Stored entries:
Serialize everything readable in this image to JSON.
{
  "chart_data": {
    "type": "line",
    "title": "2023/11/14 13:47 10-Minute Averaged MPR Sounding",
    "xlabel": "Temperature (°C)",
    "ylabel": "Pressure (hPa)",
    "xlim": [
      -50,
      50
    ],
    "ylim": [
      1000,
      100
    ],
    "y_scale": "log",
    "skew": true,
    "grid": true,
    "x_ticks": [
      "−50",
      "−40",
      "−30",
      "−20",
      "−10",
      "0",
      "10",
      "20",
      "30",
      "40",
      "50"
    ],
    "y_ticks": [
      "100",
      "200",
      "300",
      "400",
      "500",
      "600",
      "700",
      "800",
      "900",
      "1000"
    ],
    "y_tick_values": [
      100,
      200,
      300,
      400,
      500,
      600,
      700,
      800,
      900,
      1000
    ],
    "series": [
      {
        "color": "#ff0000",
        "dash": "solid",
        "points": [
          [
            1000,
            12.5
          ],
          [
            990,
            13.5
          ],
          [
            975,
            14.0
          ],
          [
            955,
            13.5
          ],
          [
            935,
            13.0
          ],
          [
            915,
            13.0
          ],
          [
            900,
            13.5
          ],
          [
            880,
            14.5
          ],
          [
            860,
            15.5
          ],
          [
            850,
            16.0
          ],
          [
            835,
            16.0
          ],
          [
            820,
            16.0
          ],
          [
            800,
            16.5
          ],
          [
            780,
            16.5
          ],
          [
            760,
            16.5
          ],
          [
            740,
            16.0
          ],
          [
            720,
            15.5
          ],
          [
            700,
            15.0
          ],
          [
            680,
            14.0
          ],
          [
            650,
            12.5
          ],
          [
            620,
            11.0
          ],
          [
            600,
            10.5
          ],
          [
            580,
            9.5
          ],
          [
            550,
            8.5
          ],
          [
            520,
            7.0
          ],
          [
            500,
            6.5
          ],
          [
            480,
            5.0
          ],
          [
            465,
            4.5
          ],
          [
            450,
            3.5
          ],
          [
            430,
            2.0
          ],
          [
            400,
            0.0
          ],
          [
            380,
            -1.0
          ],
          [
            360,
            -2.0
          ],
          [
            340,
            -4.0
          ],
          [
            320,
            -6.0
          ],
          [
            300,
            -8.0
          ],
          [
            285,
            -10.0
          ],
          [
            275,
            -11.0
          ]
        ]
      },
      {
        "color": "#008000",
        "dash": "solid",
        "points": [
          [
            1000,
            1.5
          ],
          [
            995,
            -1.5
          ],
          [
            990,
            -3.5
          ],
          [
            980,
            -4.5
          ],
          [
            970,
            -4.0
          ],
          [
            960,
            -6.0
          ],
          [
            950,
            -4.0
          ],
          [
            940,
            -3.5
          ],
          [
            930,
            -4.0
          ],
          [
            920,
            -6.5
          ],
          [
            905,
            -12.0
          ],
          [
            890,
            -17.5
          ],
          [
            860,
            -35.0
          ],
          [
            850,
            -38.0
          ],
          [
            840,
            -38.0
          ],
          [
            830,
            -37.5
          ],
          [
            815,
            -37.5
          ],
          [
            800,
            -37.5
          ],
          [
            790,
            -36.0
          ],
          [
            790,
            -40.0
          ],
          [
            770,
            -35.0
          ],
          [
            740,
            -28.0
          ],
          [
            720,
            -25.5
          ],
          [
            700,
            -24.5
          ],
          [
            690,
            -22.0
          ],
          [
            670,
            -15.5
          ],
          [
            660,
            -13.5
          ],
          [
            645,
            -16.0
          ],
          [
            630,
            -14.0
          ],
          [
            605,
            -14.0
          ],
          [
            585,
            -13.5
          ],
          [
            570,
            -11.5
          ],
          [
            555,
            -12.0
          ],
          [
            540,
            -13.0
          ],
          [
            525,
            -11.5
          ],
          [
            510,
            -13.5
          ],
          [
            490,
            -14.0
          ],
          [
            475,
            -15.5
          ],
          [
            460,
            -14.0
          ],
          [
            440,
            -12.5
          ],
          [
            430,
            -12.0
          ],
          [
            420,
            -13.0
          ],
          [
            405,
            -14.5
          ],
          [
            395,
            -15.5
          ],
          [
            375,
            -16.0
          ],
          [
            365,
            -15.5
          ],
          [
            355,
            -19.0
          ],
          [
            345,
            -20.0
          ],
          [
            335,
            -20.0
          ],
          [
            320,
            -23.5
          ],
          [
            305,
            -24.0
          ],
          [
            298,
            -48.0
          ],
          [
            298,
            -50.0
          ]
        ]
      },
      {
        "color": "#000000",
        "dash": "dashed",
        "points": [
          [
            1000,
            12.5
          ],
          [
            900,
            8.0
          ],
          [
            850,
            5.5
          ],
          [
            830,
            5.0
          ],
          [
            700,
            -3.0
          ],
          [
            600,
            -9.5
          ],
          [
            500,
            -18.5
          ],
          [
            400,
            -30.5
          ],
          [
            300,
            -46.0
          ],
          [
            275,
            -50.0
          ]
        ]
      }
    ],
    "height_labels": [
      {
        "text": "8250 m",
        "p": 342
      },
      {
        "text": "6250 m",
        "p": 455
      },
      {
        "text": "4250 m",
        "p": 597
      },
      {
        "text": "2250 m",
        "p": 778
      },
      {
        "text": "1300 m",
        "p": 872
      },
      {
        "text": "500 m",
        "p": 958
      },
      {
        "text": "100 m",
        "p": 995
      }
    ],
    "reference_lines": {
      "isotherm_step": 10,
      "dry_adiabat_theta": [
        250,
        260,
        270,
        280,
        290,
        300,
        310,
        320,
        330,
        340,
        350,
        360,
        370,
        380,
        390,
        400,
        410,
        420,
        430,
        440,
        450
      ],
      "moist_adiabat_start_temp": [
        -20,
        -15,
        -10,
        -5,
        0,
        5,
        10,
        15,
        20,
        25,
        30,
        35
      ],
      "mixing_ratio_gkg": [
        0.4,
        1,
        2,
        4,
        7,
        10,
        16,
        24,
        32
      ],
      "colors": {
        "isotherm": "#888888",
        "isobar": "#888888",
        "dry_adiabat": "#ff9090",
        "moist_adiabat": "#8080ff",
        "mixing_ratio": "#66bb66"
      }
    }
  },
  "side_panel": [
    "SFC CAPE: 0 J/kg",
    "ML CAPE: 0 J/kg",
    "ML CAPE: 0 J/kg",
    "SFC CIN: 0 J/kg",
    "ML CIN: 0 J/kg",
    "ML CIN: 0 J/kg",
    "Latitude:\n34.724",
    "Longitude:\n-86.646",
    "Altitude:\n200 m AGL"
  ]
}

* [STATED PROBLEM]
Each line in the data that holds the string "text" should be found and copied.

* [FULL RESPONSE]
        "text": "8250 m",
        "text": "6250 m",
        "text": "4250 m",
        "text": "2250 m",
        "text": "1300 m",
        "text": "500 m",
        "text": "100 m",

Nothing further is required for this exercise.